[What is needed] Return each line containing the string "ресурсы".

[Extracted records]
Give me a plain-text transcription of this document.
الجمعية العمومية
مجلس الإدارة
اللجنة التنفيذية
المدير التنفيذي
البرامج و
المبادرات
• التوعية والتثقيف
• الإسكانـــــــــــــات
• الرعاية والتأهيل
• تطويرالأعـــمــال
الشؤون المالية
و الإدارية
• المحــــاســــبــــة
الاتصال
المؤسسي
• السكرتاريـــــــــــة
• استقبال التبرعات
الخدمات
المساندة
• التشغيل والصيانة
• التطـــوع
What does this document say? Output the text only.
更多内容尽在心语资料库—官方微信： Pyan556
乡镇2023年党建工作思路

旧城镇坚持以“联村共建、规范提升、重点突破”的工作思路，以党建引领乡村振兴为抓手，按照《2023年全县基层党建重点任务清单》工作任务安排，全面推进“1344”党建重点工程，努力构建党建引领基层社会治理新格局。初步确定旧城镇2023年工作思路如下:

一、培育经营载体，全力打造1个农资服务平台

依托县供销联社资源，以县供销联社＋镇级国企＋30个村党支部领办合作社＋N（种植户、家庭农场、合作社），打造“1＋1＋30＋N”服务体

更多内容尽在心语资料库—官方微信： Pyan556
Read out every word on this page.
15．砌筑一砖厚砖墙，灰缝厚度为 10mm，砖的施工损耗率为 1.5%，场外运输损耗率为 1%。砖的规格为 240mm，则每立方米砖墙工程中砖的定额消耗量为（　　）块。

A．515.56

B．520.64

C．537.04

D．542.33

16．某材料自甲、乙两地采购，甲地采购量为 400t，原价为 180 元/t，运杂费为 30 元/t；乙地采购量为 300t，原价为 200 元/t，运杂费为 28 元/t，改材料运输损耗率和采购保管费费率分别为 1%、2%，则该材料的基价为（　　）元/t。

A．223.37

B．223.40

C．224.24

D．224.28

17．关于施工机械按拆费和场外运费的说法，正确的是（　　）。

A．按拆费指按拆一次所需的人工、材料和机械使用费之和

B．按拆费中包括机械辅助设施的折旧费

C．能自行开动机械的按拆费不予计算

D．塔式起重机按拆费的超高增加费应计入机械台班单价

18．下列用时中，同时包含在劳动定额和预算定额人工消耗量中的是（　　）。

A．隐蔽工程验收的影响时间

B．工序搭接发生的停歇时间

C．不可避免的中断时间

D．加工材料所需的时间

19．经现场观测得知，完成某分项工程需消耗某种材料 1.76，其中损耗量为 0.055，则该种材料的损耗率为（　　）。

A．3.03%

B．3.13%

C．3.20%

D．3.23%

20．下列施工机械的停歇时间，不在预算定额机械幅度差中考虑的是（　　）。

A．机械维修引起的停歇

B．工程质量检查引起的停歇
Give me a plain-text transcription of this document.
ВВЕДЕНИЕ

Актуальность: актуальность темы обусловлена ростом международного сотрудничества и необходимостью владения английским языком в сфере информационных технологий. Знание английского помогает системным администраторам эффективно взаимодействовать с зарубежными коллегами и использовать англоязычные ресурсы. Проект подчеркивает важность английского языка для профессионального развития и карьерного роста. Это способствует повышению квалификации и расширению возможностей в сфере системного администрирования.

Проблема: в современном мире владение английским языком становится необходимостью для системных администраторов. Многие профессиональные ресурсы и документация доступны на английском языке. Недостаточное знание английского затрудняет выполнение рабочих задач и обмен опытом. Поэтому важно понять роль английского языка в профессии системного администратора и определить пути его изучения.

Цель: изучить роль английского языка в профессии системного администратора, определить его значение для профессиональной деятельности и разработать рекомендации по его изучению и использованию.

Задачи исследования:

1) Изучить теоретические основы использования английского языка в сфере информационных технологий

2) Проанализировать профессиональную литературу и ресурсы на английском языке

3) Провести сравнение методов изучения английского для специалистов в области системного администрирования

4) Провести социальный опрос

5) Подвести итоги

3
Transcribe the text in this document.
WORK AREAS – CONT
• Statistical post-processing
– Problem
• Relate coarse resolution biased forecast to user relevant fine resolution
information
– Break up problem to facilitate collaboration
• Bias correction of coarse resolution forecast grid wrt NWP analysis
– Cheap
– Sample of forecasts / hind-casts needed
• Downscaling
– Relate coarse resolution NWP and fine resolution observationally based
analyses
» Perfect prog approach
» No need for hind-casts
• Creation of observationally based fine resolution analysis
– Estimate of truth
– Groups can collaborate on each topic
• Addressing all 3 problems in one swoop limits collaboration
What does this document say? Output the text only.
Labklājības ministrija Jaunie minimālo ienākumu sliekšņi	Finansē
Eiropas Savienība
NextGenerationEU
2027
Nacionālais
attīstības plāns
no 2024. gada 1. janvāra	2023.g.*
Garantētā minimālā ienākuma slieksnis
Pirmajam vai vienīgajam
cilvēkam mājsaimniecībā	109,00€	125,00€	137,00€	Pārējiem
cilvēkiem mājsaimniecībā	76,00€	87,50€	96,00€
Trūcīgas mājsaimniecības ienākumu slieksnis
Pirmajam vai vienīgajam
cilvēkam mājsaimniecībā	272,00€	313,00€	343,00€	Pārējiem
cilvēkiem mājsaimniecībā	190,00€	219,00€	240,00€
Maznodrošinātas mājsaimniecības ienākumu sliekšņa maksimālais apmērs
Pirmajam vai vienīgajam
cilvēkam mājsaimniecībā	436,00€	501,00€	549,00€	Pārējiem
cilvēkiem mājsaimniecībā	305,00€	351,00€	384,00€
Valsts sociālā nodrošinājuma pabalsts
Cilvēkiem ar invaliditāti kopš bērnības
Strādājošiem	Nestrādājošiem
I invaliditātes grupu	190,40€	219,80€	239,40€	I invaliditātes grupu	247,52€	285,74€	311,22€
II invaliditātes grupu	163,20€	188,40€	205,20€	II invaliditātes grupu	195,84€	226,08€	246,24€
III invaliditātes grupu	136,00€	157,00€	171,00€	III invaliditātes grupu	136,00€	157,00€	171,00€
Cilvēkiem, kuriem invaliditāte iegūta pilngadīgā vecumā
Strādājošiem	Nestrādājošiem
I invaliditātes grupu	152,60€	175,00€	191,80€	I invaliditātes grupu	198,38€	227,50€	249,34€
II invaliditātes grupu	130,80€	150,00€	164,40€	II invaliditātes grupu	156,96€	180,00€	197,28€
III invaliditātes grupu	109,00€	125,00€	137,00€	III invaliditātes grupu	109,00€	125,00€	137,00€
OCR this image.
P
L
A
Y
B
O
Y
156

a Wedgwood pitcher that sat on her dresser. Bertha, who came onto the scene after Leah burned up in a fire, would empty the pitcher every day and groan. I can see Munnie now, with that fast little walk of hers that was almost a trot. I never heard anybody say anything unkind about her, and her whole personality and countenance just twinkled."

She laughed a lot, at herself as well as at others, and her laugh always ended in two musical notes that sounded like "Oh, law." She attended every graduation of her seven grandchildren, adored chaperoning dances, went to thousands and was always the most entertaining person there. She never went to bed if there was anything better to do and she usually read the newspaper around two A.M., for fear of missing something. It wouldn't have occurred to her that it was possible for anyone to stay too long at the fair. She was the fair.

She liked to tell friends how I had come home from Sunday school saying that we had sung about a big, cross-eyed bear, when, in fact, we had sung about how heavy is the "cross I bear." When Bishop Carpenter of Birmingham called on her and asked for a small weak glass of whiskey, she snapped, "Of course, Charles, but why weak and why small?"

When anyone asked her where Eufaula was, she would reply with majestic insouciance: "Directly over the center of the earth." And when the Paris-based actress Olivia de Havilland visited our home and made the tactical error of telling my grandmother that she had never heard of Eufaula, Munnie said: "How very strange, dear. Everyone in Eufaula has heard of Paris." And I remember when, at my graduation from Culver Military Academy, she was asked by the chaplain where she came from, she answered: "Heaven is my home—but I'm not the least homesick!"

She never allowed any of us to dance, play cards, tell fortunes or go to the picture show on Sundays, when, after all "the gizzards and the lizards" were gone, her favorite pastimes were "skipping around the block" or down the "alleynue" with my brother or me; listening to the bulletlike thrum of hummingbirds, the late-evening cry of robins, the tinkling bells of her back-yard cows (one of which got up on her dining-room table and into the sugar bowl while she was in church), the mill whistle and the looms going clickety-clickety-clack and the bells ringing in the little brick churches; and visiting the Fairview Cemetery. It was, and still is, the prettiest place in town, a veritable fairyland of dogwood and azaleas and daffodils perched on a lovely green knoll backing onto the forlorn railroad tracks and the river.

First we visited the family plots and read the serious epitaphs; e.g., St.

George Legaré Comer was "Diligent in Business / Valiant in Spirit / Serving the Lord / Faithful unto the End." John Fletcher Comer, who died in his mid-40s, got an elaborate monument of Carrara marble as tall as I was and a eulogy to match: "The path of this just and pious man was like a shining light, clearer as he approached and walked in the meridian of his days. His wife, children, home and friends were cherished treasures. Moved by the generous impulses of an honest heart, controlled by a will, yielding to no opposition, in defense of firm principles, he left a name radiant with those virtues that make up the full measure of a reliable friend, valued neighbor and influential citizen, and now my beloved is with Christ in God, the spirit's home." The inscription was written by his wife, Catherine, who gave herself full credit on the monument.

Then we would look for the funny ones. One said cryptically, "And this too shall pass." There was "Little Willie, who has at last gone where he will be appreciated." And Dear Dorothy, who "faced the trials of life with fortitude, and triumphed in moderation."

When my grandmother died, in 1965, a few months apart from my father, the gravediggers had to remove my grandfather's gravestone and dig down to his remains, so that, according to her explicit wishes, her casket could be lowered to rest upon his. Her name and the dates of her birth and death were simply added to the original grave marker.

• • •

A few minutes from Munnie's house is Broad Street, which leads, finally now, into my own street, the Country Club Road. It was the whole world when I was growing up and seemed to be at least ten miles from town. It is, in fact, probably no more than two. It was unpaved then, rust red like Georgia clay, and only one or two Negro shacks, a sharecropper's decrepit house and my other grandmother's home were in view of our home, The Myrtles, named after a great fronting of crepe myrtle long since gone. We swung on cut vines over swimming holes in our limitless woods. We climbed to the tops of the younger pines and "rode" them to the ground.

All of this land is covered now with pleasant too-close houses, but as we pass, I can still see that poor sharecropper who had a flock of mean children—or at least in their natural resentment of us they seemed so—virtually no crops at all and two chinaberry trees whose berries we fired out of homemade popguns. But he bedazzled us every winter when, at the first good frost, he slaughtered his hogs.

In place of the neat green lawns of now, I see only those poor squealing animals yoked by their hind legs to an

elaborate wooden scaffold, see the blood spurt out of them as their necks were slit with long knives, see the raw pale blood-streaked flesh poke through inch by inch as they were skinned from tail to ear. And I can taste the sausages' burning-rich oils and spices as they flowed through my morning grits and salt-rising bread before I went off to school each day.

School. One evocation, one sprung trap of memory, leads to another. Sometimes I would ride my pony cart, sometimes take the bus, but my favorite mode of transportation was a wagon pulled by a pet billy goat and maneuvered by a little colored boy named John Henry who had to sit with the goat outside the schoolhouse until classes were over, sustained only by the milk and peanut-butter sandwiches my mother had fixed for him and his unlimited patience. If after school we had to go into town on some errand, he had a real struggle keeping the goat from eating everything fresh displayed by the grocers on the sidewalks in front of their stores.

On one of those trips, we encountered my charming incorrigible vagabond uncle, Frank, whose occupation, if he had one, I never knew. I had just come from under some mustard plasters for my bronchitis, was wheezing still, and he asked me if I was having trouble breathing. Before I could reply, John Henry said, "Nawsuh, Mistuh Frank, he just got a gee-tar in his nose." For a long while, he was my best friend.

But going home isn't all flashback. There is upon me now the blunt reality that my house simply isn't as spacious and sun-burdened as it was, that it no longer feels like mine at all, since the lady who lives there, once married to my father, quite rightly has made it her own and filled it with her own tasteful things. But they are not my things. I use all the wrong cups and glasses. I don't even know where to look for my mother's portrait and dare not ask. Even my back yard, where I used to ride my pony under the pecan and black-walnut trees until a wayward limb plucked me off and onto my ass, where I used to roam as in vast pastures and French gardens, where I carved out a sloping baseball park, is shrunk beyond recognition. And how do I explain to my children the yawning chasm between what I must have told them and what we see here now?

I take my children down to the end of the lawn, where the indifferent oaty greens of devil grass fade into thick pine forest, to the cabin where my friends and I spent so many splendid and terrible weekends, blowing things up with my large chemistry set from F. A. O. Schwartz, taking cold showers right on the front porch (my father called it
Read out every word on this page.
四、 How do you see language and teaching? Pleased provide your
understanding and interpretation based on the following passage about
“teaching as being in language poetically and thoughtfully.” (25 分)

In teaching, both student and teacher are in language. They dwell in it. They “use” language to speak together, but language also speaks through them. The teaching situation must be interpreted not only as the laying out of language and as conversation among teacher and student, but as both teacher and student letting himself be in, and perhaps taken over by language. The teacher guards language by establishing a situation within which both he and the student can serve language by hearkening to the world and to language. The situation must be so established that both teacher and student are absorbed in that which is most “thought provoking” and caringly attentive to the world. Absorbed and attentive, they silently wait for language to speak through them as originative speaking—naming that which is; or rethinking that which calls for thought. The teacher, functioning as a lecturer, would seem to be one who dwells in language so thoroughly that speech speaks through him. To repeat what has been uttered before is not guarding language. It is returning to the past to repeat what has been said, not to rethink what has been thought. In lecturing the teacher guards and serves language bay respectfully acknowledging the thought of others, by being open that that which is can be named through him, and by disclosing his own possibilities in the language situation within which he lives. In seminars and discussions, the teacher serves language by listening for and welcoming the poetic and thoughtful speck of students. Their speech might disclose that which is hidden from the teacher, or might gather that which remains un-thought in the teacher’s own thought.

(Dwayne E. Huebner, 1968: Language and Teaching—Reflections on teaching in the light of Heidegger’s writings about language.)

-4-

[Written answer]
Актуальность: актуальность темы обусловлена ростом международного сотрудничества и необходимостью владения английским языком в сфере информационных технологий. Знание английского помогает системным администраторам эффективно взаимодействовать с зарубежными коллегами и использовать англоязычные ресурсы. Проект подчеркивает важность английского языка для профессионального развития и карьерного роста. Это способствует повышению квалификации и расширению возможностей в сфере системного администрирования.
Проблема: в современном мире владение английским языком становится необходимостью для системных администраторов. Многие профессиональные ресурсы и документация доступны на английском языке. Недостаточное знание английского затрудняет выполнение рабочих задач и обмен опытом. Поэтому важно понять роль английского языка в профессии системного администратора и определить пути его изучения.
2) Проанализировать профессиональную литературу и ресурсы на английском языке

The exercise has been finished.